> YOUR INSTRUCTIONS
Render the items below as a JSON array of strings, with one string per line. Omit blank lines and any pictures.

Extracted records
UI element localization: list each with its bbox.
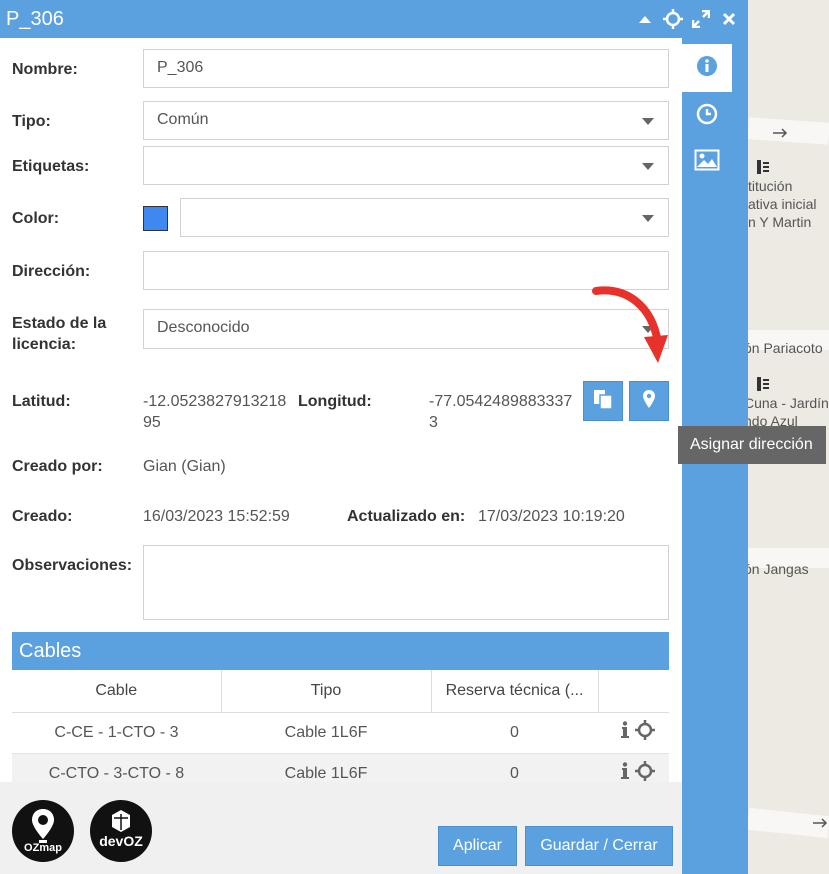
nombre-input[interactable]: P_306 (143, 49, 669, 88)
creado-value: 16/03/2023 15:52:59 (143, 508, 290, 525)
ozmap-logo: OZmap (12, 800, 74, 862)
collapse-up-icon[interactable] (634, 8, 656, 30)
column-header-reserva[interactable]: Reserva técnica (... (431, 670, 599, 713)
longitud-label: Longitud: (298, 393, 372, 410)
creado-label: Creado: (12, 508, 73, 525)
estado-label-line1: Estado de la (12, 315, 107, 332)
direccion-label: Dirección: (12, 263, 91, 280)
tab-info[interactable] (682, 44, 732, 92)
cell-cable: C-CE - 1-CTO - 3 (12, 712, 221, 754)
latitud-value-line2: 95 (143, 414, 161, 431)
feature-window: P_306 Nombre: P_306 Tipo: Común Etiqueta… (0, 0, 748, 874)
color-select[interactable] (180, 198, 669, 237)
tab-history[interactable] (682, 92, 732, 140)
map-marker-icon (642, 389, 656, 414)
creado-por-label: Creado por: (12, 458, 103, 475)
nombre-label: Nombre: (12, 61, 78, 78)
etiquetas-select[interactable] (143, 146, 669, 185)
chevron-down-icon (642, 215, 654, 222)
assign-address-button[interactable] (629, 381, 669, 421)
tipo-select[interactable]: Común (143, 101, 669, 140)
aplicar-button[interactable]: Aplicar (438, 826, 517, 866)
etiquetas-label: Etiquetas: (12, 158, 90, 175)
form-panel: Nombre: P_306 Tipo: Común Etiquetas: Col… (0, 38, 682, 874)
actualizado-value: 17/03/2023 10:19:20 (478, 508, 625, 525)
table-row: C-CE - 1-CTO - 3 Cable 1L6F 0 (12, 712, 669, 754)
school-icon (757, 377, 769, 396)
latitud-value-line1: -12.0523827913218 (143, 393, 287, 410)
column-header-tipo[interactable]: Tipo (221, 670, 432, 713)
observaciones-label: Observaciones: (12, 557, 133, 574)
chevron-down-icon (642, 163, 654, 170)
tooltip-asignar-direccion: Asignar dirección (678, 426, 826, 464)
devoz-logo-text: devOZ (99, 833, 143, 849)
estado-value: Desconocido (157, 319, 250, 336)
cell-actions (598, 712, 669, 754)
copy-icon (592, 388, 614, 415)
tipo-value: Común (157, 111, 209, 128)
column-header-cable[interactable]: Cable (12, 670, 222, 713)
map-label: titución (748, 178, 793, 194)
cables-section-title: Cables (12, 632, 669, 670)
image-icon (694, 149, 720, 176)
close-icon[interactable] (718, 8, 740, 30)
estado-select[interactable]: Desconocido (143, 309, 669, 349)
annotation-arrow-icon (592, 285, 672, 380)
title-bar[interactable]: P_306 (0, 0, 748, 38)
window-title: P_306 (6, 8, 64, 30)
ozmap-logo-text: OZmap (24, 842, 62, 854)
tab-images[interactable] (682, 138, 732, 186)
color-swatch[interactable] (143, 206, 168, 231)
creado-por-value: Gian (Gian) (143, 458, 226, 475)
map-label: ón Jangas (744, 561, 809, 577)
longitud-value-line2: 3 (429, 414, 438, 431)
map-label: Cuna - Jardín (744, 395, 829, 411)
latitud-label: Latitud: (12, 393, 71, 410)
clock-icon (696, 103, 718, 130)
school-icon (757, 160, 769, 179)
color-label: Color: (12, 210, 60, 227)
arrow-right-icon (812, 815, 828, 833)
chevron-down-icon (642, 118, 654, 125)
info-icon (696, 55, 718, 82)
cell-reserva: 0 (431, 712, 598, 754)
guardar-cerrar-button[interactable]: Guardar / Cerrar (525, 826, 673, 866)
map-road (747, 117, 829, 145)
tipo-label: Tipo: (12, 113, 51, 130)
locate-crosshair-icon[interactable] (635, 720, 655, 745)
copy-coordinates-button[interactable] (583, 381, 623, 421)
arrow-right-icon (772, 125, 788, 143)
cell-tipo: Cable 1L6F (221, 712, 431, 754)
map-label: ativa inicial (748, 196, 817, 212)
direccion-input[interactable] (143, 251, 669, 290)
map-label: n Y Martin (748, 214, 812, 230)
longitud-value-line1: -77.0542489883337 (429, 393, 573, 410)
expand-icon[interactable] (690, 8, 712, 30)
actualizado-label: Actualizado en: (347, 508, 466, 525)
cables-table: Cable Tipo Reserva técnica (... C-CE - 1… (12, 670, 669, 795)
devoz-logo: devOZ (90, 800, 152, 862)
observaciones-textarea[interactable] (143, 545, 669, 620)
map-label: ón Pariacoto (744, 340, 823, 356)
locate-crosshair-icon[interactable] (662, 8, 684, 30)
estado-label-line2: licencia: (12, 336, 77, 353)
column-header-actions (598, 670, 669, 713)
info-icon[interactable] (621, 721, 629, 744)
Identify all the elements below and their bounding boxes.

> RESULT OF THE EXERCISE
[
  "UI element localization: list each with its bbox.",
  "nombre-input[interactable]: P_306 (143, 49, 669, 88)",
  "creado-value: 16/03/2023 15:52:59 (143, 508, 290, 525)",
  "ozmap-logo: OZmap (12, 800, 74, 862)",
  "collapse-up-icon[interactable] (634, 8, 656, 30)",
  "column-header-reserva[interactable]: Reserva técnica (... (431, 670, 599, 713)",
  "longitud-label: Longitud: (298, 393, 372, 410)",
  "creado-label: Creado: (12, 508, 73, 525)",
  "estado-label-line1: Estado de la (12, 315, 107, 332)",
  "direccion-label: Dirección: (12, 263, 91, 280)",
  "tab-info[interactable] (682, 44, 732, 92)",
  "cell-cable: C-CE - 1-CTO - 3 (12, 712, 221, 754)",
  "latitud-value-line2: 95 (143, 414, 161, 431)",
  "feature-window: P_306 Nombre: P_306 Tipo: Común Etiqueta… (0, 0, 748, 874)",
  "color-select[interactable] (180, 198, 669, 237)",
  "tab-history[interactable] (682, 92, 732, 140)",
  "map-marker-icon (642, 389, 656, 414)",
  "creado-por-label: Creado por: (12, 458, 103, 475)",
  "nombre-label: Nombre: (12, 61, 78, 78)",
  "etiquetas-select[interactable] (143, 146, 669, 185)",
  "chevron-down-icon (642, 215, 654, 222)",
  "assign-address-button[interactable] (629, 381, 669, 421)",
  "tipo-select[interactable]: Común (143, 101, 669, 140)",
  "aplicar-button[interactable]: Aplicar (438, 826, 517, 866)",
  "etiquetas-label: Etiquetas: (12, 158, 90, 175)",
  "form-panel: Nombre: P_306 Tipo: Común Etiquetas: Col… (0, 38, 682, 874)",
  "actualizado-value: 17/03/2023 10:19:20 (478, 508, 625, 525)",
  "table-row: C-CE - 1-CTO - 3 Cable 1L6F 0 (12, 712, 669, 754)",
  "school-icon (757, 377, 769, 396)",
  "latitud-value-line1: -12.0523827913218 (143, 393, 287, 410)",
  "column-header-tipo[interactable]: Tipo (221, 670, 432, 713)",
  "observaciones-label: Observaciones: (12, 557, 133, 574)",
  "chevron-down-icon (642, 163, 654, 170)",
  "tooltip-asignar-direccion: Asignar dirección (678, 426, 826, 464)",
  "devoz-logo-text: devOZ (99, 833, 143, 849)",
  "estado-value: Desconocido (157, 319, 250, 336)",
  "cell-actions (598, 712, 669, 754)",
  "copy-icon (592, 388, 614, 415)",
  "tipo-value: Común (157, 111, 209, 128)",
  "column-header-cable[interactable]: Cable (12, 670, 222, 713)",
  "map-label: titución (748, 178, 793, 194)",
  "cables-section-title: Cables (12, 632, 669, 670)",
  "image-icon (694, 149, 720, 176)",
  "close-icon[interactable] (718, 8, 740, 30)",
  "estado-select[interactable]: Desconocido (143, 309, 669, 349)",
  "annotation-arrow-icon (592, 285, 672, 380)",
  "title-bar[interactable]: P_306 (0, 0, 748, 38)",
  "window-title: P_306 (6, 8, 64, 30)",
  "ozmap-logo-text: OZmap (24, 842, 62, 854)",
  "tab-images[interactable] (682, 138, 732, 186)",
  "color-swatch[interactable] (143, 206, 168, 231)",
  "creado-por-value: Gian (Gian) (143, 458, 226, 475)",
  "map-label: ón Jangas (744, 561, 809, 577)",
  "longitud-value-line2: 3 (429, 414, 438, 431)",
  "map-label: Cuna - Jardín (744, 395, 829, 411)",
  "latitud-label: Latitud: (12, 393, 71, 410)",
  "clock-icon (696, 103, 718, 130)",
  "school-icon (757, 160, 769, 179)",
  "color-label: Color: (12, 210, 60, 227)",
  "arrow-right-icon (812, 815, 828, 833)",
  "chevron-down-icon (642, 118, 654, 125)",
  "info-icon (696, 55, 718, 82)",
  "cell-reserva: 0 (431, 712, 598, 754)",
  "guardar-cerrar-button[interactable]: Guardar / Cerrar (525, 826, 673, 866)",
  "map-road (747, 117, 829, 145)",
  "tipo-label: Tipo: (12, 113, 51, 130)",
  "locate-crosshair-icon[interactable] (635, 720, 655, 745)",
  "copy-coordinates-button[interactable] (583, 381, 623, 421)",
  "arrow-right-icon (772, 125, 788, 143)",
  "cell-tipo: Cable 1L6F (221, 712, 431, 754)",
  "map-label: ativa inicial (748, 196, 817, 212)",
  "direccion-input[interactable] (143, 251, 669, 290)",
  "map-label: n Y Martin (748, 214, 812, 230)",
  "longitud-value-line1: -77.0542489883337 (429, 393, 573, 410)",
  "expand-icon[interactable] (690, 8, 712, 30)",
  "actualizado-label: Actualizado en: (347, 508, 466, 525)",
  "cables-table: Cable Tipo Reserva técnica (... C-CE - 1… (12, 670, 669, 795)",
  "devoz-logo: devOZ (90, 800, 152, 862)",
  "observaciones-textarea[interactable] (143, 545, 669, 620)",
  "map-label: ón Pariacoto (744, 340, 823, 356)",
  "locate-crosshair-icon[interactable] (662, 8, 684, 30)",
  "estado-label-line2: licencia: (12, 336, 77, 353)",
  "column-header-actions (598, 670, 669, 713)",
  "info-icon[interactable] (621, 721, 629, 744)",
  "Identify all the elements below and their bounding boxes."
]